• _WRITTEN TASK_
Copy each line below that includes "DENTIST".

^^^^^^^^^^^^^^^^

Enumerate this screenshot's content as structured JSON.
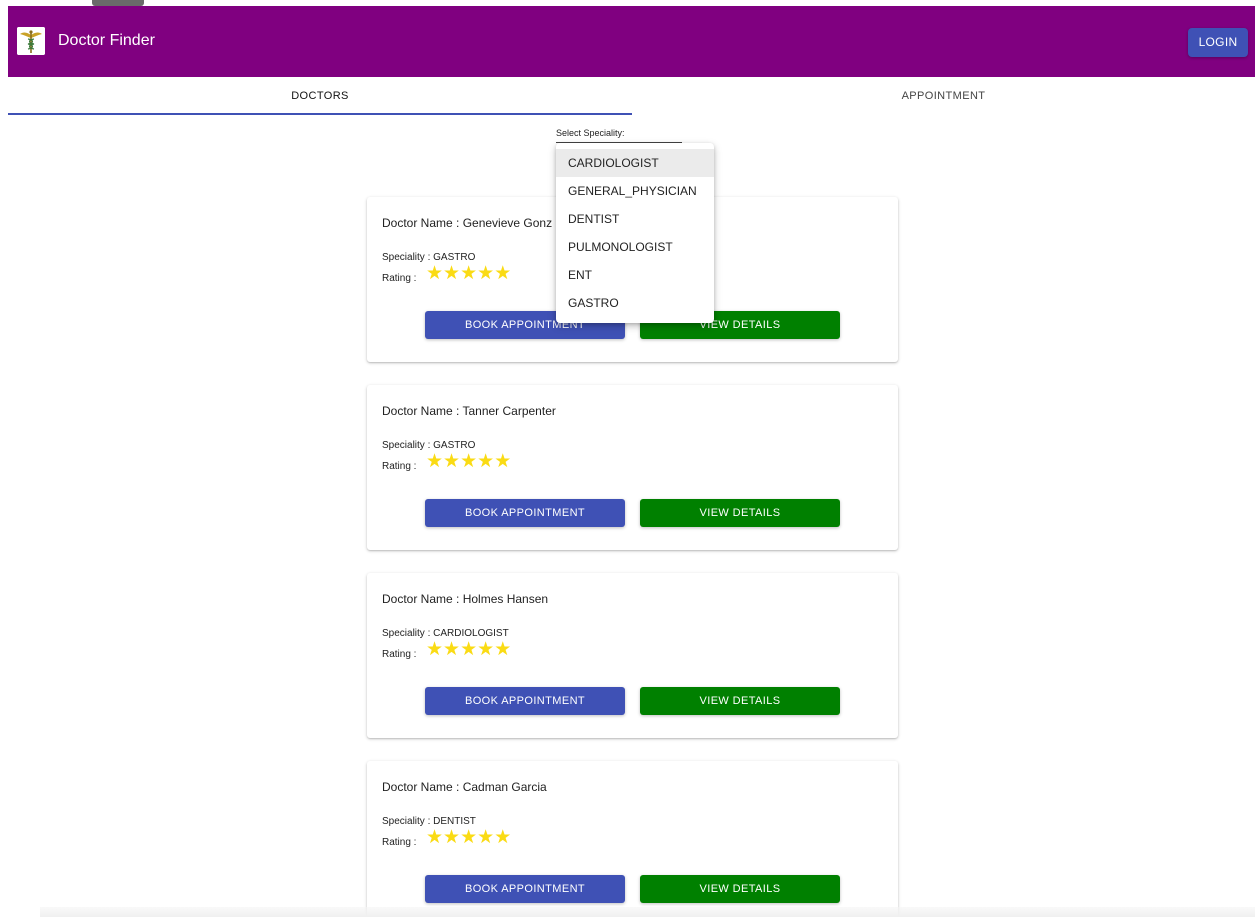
{
  "app": {
    "title": "Doctor Finder",
    "login_label": "LOGIN",
    "colors": {
      "appbar": "#800080",
      "primary": "#3f51b5",
      "success": "#008000",
      "star": "#fadb14"
    },
    "logo_icon": "caduceus-icon"
  },
  "tabs": [
    {
      "label": "DOCTORS",
      "active": true
    },
    {
      "label": "APPOINTMENT",
      "active": false
    }
  ],
  "filter": {
    "label": "Select Speciality:",
    "options": [
      "CARDIOLOGIST",
      "GENERAL_PHYSICIAN",
      "DENTIST",
      "PULMONOLOGIST",
      "ENT",
      "GASTRO"
    ],
    "highlighted": "CARDIOLOGIST"
  },
  "doctors": [
    {
      "name_text": "Doctor Name : Genevieve Gonz",
      "speciality_text": "Speciality : GASTRO",
      "rating_label": "Rating :",
      "rating": 5,
      "book_label": "BOOK APPOINTMENT",
      "view_label": "VIEW DETAILS"
    },
    {
      "name_text": "Doctor Name : Tanner Carpenter",
      "speciality_text": "Speciality : GASTRO",
      "rating_label": "Rating :",
      "rating": 5,
      "book_label": "BOOK APPOINTMENT",
      "view_label": "VIEW DETAILS"
    },
    {
      "name_text": "Doctor Name : Holmes Hansen",
      "speciality_text": "Speciality : CARDIOLOGIST",
      "rating_label": "Rating :",
      "rating": 5,
      "book_label": "BOOK APPOINTMENT",
      "view_label": "VIEW DETAILS"
    },
    {
      "name_text": "Doctor Name : Cadman Garcia",
      "speciality_text": "Speciality : DENTIST",
      "rating_label": "Rating :",
      "rating": 5,
      "book_label": "BOOK APPOINTMENT",
      "view_label": "VIEW DETAILS"
    }
  ]
}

^^^^^^^^^^^^^^^^

• _ANSWER TO THE EXERCISE_
      "DENTIST",
      "speciality_text": "Speciality : DENTIST",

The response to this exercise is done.